Exercise directions: All of the data below should be written out exactly.

Entries with figure data
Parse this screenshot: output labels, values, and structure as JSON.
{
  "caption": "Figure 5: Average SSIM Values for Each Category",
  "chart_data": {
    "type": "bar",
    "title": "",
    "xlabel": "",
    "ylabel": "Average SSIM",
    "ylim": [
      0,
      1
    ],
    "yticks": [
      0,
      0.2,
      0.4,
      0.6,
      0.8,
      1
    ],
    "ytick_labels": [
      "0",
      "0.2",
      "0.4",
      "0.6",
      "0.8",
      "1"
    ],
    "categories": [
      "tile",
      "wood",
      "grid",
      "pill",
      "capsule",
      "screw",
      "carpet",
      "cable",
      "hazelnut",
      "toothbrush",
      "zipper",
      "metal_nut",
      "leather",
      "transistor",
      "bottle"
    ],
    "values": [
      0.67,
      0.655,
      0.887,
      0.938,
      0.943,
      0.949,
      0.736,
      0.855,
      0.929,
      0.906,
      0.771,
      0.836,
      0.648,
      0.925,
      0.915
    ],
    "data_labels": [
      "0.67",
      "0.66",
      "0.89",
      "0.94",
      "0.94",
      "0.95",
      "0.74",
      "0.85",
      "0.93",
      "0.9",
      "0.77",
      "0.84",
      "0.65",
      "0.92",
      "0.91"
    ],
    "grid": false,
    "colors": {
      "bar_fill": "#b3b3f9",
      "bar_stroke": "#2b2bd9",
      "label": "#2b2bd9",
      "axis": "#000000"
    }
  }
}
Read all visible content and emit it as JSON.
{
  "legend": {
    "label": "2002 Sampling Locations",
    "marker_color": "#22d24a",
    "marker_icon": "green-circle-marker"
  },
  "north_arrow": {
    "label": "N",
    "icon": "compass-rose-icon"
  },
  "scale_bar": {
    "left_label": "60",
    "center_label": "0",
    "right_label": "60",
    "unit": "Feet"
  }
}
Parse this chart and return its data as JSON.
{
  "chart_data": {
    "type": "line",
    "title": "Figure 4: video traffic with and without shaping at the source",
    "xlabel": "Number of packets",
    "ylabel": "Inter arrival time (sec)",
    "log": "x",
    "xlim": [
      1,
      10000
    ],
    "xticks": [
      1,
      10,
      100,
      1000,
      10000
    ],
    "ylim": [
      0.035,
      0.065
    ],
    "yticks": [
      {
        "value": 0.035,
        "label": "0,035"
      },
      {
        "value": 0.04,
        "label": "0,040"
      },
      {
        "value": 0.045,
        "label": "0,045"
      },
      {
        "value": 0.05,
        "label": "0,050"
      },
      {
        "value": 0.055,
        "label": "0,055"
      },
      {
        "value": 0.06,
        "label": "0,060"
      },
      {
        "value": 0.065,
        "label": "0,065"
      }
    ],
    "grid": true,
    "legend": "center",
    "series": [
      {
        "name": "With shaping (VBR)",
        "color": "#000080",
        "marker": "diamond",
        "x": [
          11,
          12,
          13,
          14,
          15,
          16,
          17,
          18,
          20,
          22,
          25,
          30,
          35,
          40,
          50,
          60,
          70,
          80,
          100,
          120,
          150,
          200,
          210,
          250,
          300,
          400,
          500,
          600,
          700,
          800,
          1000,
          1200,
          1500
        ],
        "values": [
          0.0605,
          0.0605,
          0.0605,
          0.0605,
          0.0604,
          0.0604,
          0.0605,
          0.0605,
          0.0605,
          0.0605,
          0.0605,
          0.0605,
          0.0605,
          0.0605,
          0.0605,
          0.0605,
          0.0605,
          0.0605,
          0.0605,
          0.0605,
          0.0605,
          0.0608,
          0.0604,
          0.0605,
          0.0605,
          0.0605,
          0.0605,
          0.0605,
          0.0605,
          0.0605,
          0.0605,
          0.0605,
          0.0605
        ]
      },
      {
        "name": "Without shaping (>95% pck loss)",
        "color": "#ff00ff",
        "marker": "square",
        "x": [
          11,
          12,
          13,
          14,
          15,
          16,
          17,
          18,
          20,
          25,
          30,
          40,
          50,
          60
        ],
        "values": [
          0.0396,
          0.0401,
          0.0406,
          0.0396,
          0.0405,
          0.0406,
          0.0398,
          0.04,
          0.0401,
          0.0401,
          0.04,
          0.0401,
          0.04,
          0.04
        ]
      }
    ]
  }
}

Answer to the task:
Parse this screenshot: output labels, values, and structure as JSON.
{
  "caption": "Figure 5: Average SSIM Values for Each Category",
  "chart_data": {
    "type": "bar",
    "title": "",
    "xlabel": "",
    "ylabel": "Average SSIM",
    "ylim": [
      0,
      1
    ],
    "yticks": [
      0,
      0.2,
      0.4,
      0.6,
      0.8,
      1
    ],
    "ytick_labels": [
      "0",
      "0.2",
      "0.4",
      "0.6",
      "0.8",
      "1"
    ],
    "categories": [
      "tile",
      "wood",
      "grid",
      "pill",
      "capsule",
      "screw",
      "carpet",
      "cable",
      "hazelnut",
      "toothbrush",
      "zipper",
      "metal_nut",
      "leather",
      "transistor",
      "bottle"
    ],
    "values": [
      0.67,
      0.655,
      0.887,
      0.938,
      0.943,
      0.949,
      0.736,
      0.855,
      0.929,
      0.906,
      0.771,
      0.836,
      0.648,
      0.925,
      0.915
    ],
    "data_labels": [
      "0.67",
      "0.66",
      "0.89",
      "0.94",
      "0.94",
      "0.95",
      "0.74",
      "0.85",
      "0.93",
      "0.9",
      "0.77",
      "0.84",
      "0.65",
      "0.92",
      "0.91"
    ],
    "grid": false,
    "colors": {
      "bar_fill": "#b3b3f9",
      "bar_stroke": "#2b2bd9",
      "label": "#2b2bd9",
      "axis": "#000000"
    }
  }
}
Read all visible content and emit it as JSON.
{
  "legend": {
    "label": "2002 Sampling Locations",
    "marker_color": "#22d24a",
    "marker_icon": "green-circle-marker"
  },
  "north_arrow": {
    "label": "N",
    "icon": "compass-rose-icon"
  },
  "scale_bar": {
    "left_label": "60",
    "center_label": "0",
    "right_label": "60",
    "unit": "Feet"
  }
}
Parse this chart and return its data as JSON.
{
  "chart_data": {
    "type": "line",
    "title": "Figure 4: video traffic with and without shaping at the source",
    "xlabel": "Number of packets",
    "ylabel": "Inter arrival time (sec)",
    "log": "x",
    "xlim": [
      1,
      10000
    ],
    "xticks": [
      1,
      10,
      100,
      1000,
      10000
    ],
    "ylim": [
      0.035,
      0.065
    ],
    "yticks": [
      {
        "value": 0.035,
        "label": "0,035"
      },
      {
        "value": 0.04,
        "label": "0,040"
      },
      {
        "value": 0.045,
        "label": "0,045"
      },
      {
        "value": 0.05,
        "label": "0,050"
      },
      {
        "value": 0.055,
        "label": "0,055"
      },
      {
        "value": 0.06,
        "label": "0,060"
      },
      {
        "value": 0.065,
        "label": "0,065"
      }
    ],
    "grid": true,
    "legend": "center",
    "series": [
      {
        "name": "With shaping (VBR)",
        "color": "#000080",
        "marker": "diamond",
        "x": [
          11,
          12,
          13,
          14,
          15,
          16,
          17,
          18,
          20,
          22,
          25,
          30,
          35,
          40,
          50,
          60,
          70,
          80,
          100,
          120,
          150,
          200,
          210,
          250,
          300,
          400,
          500,
          600,
          700,
          800,
          1000,
          1200,
          1500
        ],
        "values": [
          0.0605,
          0.0605,
          0.0605,
          0.0605,
          0.0604,
          0.0604,
          0.0605,
          0.0605,
          0.0605,
          0.0605,
          0.0605,
          0.0605,
          0.0605,
          0.0605,
          0.0605,
          0.0605,
          0.0605,
          0.0605,
          0.0605,
          0.0605,
          0.0605,
          0.0608,
          0.0604,
          0.0605,
          0.0605,
          0.0605,
          0.0605,
          0.0605,
          0.0605,
          0.0605,
          0.0605,
          0.0605,
          0.0605
        ]
      },
      {
        "name": "Without shaping (>95% pck loss)",
        "color": "#ff00ff",
        "marker": "square",
        "x": [
          11,
          12,
          13,
          14,
          15,
          16,
          17,
          18,
          20,
          25,
          30,
          40,
          50,
          60
        ],
        "values": [
          0.0396,
          0.0401,
          0.0406,
          0.0396,
          0.0405,
          0.0406,
          0.0398,
          0.04,
          0.0401,
          0.0401,
          0.04,
          0.0401,
          0.04,
          0.04
        ]
      }
    ]
  }
}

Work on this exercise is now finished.